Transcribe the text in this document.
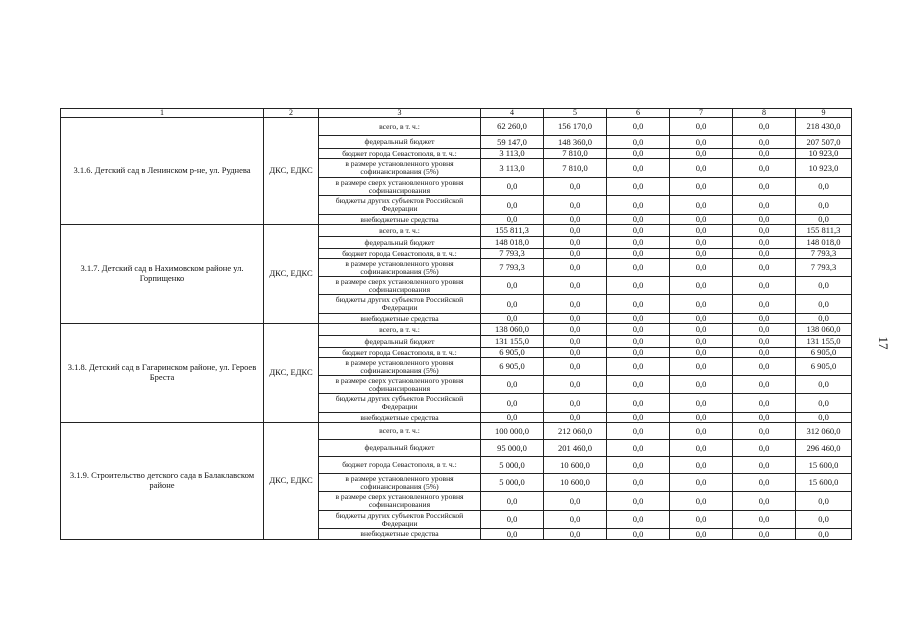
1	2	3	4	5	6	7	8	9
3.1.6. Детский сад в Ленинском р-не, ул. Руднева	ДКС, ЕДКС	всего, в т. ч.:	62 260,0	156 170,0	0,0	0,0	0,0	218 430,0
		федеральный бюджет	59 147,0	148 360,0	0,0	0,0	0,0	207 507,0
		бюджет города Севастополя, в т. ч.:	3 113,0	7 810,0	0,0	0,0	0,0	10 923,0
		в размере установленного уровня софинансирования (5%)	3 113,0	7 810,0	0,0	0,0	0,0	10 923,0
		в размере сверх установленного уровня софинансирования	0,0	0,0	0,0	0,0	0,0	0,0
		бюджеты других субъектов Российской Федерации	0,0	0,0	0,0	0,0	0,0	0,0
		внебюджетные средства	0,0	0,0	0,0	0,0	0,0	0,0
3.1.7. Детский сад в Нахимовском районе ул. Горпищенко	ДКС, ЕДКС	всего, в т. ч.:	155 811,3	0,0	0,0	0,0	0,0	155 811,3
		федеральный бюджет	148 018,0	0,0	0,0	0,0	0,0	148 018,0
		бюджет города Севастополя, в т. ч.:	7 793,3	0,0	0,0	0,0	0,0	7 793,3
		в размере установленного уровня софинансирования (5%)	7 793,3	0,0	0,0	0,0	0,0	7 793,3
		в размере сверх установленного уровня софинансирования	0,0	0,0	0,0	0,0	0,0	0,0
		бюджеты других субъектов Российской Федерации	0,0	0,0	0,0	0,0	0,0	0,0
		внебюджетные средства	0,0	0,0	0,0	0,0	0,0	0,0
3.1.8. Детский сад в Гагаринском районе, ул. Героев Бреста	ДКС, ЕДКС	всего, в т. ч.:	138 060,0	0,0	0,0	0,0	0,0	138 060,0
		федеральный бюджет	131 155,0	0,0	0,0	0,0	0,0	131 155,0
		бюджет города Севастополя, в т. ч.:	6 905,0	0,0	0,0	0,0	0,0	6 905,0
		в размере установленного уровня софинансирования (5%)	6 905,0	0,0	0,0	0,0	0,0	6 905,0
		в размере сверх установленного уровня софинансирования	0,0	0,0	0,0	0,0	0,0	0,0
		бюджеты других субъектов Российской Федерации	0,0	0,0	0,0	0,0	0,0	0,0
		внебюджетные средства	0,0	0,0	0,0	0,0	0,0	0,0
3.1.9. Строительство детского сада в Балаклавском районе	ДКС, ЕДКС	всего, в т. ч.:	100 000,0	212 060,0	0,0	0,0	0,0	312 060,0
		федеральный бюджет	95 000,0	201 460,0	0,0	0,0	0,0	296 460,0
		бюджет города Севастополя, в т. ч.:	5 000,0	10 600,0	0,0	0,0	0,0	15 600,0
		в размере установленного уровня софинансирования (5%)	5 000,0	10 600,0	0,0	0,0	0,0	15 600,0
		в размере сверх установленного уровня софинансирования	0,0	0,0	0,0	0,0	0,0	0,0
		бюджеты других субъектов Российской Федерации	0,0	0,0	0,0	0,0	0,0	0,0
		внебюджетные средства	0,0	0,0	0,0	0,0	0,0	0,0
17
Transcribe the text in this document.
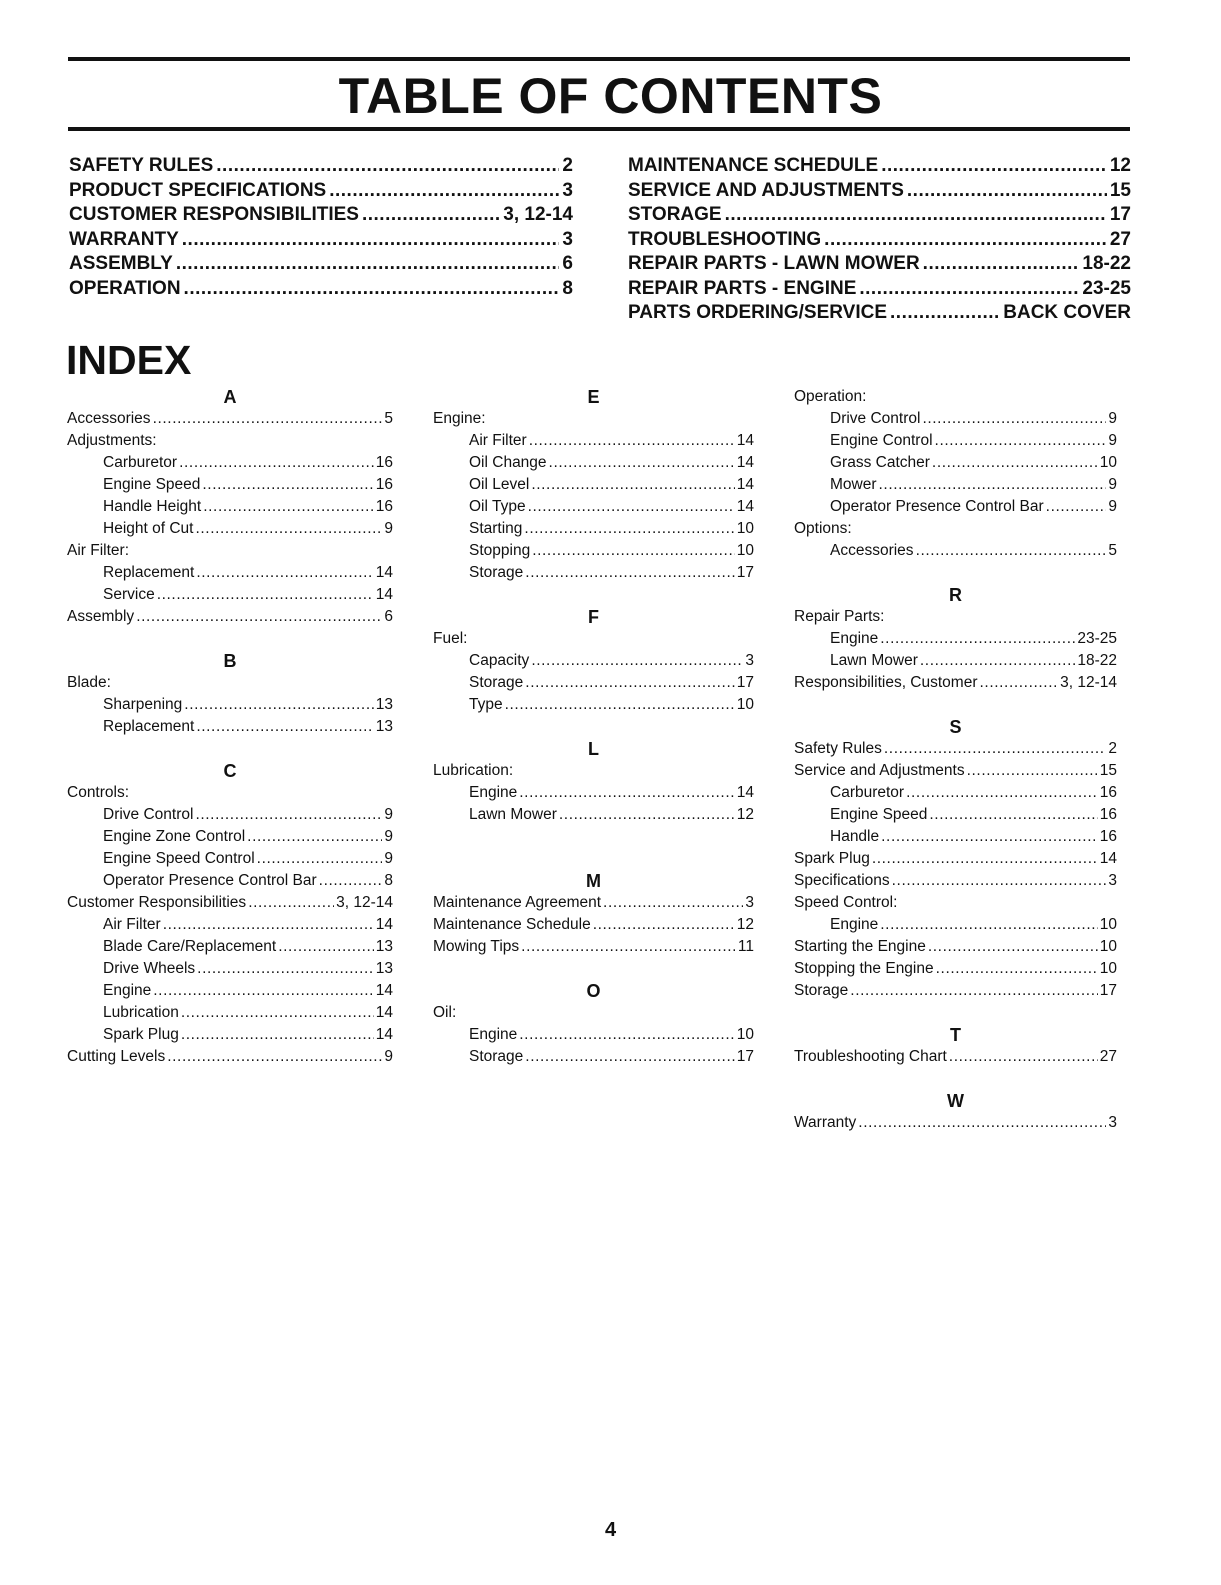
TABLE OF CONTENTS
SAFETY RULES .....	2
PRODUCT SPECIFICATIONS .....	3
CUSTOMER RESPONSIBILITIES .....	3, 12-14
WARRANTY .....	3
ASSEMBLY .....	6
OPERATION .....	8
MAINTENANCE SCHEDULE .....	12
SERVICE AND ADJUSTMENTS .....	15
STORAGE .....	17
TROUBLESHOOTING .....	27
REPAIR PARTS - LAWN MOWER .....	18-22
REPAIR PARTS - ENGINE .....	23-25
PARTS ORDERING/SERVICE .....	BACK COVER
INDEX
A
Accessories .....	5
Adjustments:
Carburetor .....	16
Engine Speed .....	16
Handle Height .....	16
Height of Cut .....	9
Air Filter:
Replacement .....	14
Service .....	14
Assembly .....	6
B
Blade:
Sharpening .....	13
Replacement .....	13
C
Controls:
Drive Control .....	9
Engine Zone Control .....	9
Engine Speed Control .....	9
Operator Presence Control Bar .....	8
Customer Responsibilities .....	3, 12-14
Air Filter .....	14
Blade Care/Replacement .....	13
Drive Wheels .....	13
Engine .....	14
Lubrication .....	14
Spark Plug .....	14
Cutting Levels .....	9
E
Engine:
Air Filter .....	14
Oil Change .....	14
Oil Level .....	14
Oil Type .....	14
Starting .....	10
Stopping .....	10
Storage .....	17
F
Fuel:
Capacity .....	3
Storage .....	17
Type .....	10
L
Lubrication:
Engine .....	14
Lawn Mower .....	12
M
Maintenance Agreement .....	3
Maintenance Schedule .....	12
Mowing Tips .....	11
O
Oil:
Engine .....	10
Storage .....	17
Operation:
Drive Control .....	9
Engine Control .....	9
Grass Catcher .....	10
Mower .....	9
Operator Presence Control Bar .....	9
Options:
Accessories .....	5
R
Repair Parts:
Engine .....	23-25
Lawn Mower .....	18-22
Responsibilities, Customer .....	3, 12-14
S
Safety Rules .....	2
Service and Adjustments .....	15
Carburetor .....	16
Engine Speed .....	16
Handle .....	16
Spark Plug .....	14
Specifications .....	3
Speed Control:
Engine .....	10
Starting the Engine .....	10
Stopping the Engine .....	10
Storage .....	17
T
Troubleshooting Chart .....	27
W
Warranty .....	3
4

GIVEN EXERCISE: Without the pictures, repeat all the records word for word.

EXERCISE RESULT:
Transcribe the text in this document.
1	2	3	4	5	6	7	8	9
3.1.6. Детский сад в Ленинском р-не, ул. Руднева	ДКС, ЕДКС	всего, в т. ч.:	62 260,0	156 170,0	0,0	0,0	0,0	218 430,0
		федеральный бюджет	59 147,0	148 360,0	0,0	0,0	0,0	207 507,0
		бюджет города Севастополя, в т. ч.:	3 113,0	7 810,0	0,0	0,0	0,0	10 923,0
		в размере установленного уровня софинансирования (5%)	3 113,0	7 810,0	0,0	0,0	0,0	10 923,0
		в размере сверх установленного уровня софинансирования	0,0	0,0	0,0	0,0	0,0	0,0
		бюджеты других субъектов Российской Федерации	0,0	0,0	0,0	0,0	0,0	0,0
		внебюджетные средства	0,0	0,0	0,0	0,0	0,0	0,0
3.1.7. Детский сад в Нахимовском районе ул. Горпищенко	ДКС, ЕДКС	всего, в т. ч.:	155 811,3	0,0	0,0	0,0	0,0	155 811,3
		федеральный бюджет	148 018,0	0,0	0,0	0,0	0,0	148 018,0
		бюджет города Севастополя, в т. ч.:	7 793,3	0,0	0,0	0,0	0,0	7 793,3
		в размере установленного уровня софинансирования (5%)	7 793,3	0,0	0,0	0,0	0,0	7 793,3
		в размере сверх установленного уровня софинансирования	0,0	0,0	0,0	0,0	0,0	0,0
		бюджеты других субъектов Российской Федерации	0,0	0,0	0,0	0,0	0,0	0,0
		внебюджетные средства	0,0	0,0	0,0	0,0	0,0	0,0
3.1.8. Детский сад в Гагаринском районе, ул. Героев Бреста	ДКС, ЕДКС	всего, в т. ч.:	138 060,0	0,0	0,0	0,0	0,0	138 060,0
		федеральный бюджет	131 155,0	0,0	0,0	0,0	0,0	131 155,0
		бюджет города Севастополя, в т. ч.:	6 905,0	0,0	0,0	0,0	0,0	6 905,0
		в размере установленного уровня софинансирования (5%)	6 905,0	0,0	0,0	0,0	0,0	6 905,0
		в размере сверх установленного уровня софинансирования	0,0	0,0	0,0	0,0	0,0	0,0
		бюджеты других субъектов Российской Федерации	0,0	0,0	0,0	0,0	0,0	0,0
		внебюджетные средства	0,0	0,0	0,0	0,0	0,0	0,0
3.1.9. Строительство детского сада в Балаклавском районе	ДКС, ЕДКС	всего, в т. ч.:	100 000,0	212 060,0	0,0	0,0	0,0	312 060,0
		федеральный бюджет	95 000,0	201 460,0	0,0	0,0	0,0	296 460,0
		бюджет города Севастополя, в т. ч.:	5 000,0	10 600,0	0,0	0,0	0,0	15 600,0
		в размере установленного уровня софинансирования (5%)	5 000,0	10 600,0	0,0	0,0	0,0	15 600,0
		в размере сверх установленного уровня софинансирования	0,0	0,0	0,0	0,0	0,0	0,0
		бюджеты других субъектов Российской Федерации	0,0	0,0	0,0	0,0	0,0	0,0
		внебюджетные средства	0,0	0,0	0,0	0,0	0,0	0,0
17
Transcribe the text in this document.
TABLE OF CONTENTS
SAFETY RULES .....	2
PRODUCT SPECIFICATIONS .....	3
CUSTOMER RESPONSIBILITIES .....	3, 12-14
WARRANTY .....	3
ASSEMBLY .....	6
OPERATION .....	8
MAINTENANCE SCHEDULE .....	12
SERVICE AND ADJUSTMENTS .....	15
STORAGE .....	17
TROUBLESHOOTING .....	27
REPAIR PARTS - LAWN MOWER .....	18-22
REPAIR PARTS - ENGINE .....	23-25
PARTS ORDERING/SERVICE .....	BACK COVER
INDEX
A
Accessories .....	5
Adjustments:
Carburetor .....	16
Engine Speed .....	16
Handle Height .....	16
Height of Cut .....	9
Air Filter:
Replacement .....	14
Service .....	14
Assembly .....	6
B
Blade:
Sharpening .....	13
Replacement .....	13
C
Controls:
Drive Control .....	9
Engine Zone Control .....	9
Engine Speed Control .....	9
Operator Presence Control Bar .....	8
Customer Responsibilities .....	3, 12-14
Air Filter .....	14
Blade Care/Replacement .....	13
Drive Wheels .....	13
Engine .....	14
Lubrication .....	14
Spark Plug .....	14
Cutting Levels .....	9
E
Engine:
Air Filter .....	14
Oil Change .....	14
Oil Level .....	14
Oil Type .....	14
Starting .....	10
Stopping .....	10
Storage .....	17
F
Fuel:
Capacity .....	3
Storage .....	17
Type .....	10
L
Lubrication:
Engine .....	14
Lawn Mower .....	12
M
Maintenance Agreement .....	3
Maintenance Schedule .....	12
Mowing Tips .....	11
O
Oil:
Engine .....	10
Storage .....	17
Operation:
Drive Control .....	9
Engine Control .....	9
Grass Catcher .....	10
Mower .....	9
Operator Presence Control Bar .....	9
Options:
Accessories .....	5
R
Repair Parts:
Engine .....	23-25
Lawn Mower .....	18-22
Responsibilities, Customer .....	3, 12-14
S
Safety Rules .....	2
Service and Adjustments .....	15
Carburetor .....	16
Engine Speed .....	16
Handle .....	16
Spark Plug .....	14
Specifications .....	3
Speed Control:
Engine .....	10
Starting the Engine .....	10
Stopping the Engine .....	10
Storage .....	17
T
Troubleshooting Chart .....	27
W
Warranty .....	3
4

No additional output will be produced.